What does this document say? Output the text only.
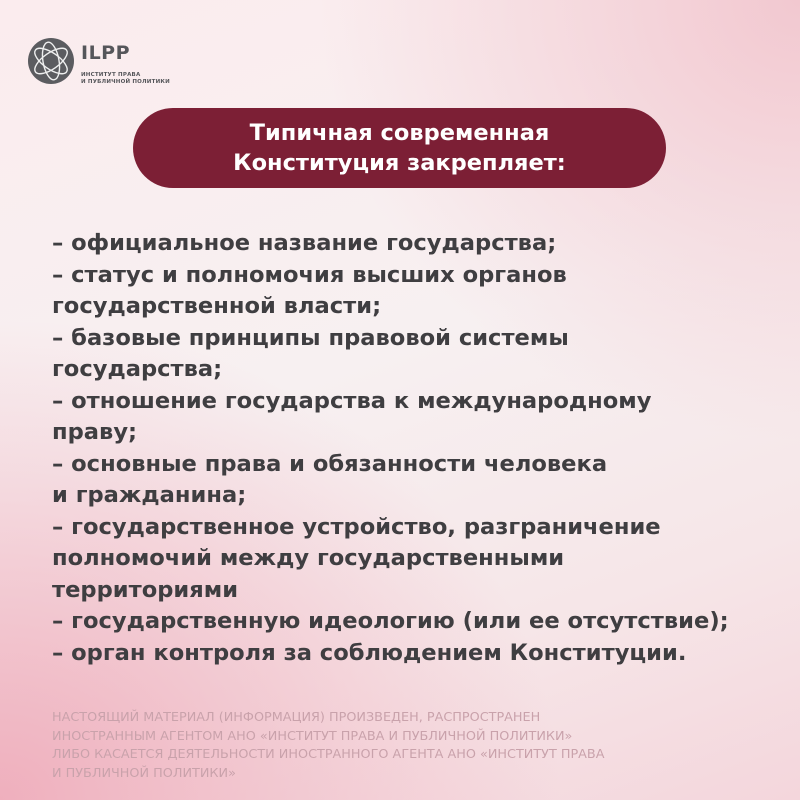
ILPP
ИНСТИТУТ ПРАВА
И ПУБЛИЧНОЙ ПОЛИТИКИ
Типичная современная
Конституция закрепляет:
– официальное название государства;
– статус и полномочия высших органов
государственной власти;
– базовые принципы правовой системы
государства;
– отношение государства к международному
праву;
– основные права и обязанности человека
и гражданина;
– государственное устройство, разграничение
полномочий между государственными
территориями
– государственную идеологию (или ее отсутствие);
– орган контроля за соблюдением Конституции.
НАСТОЯЩИЙ МАТЕРИАЛ (ИНФОРМАЦИЯ) ПРОИЗВЕДЕН, РАСПРОСТРАНЕН
ИНОСТРАННЫМ АГЕНТОМ АНО «ИНСТИТУТ ПРАВА И ПУБЛИЧНОЙ ПОЛИТИКИ»
ЛИБО КАСАЕТСЯ ДЕЯТЕЛЬНОСТИ ИНОСТРАННОГО АГЕНТА АНО «ИНСТИТУТ ПРАВА
И ПУБЛИЧНОЙ ПОЛИТИКИ»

────────────────

- [SET EXERCISE]:
Determine how many lines of the records above contain the word "ПОЛИТИКИ", and report only that number.

- [OUTPUT BELOW]:
3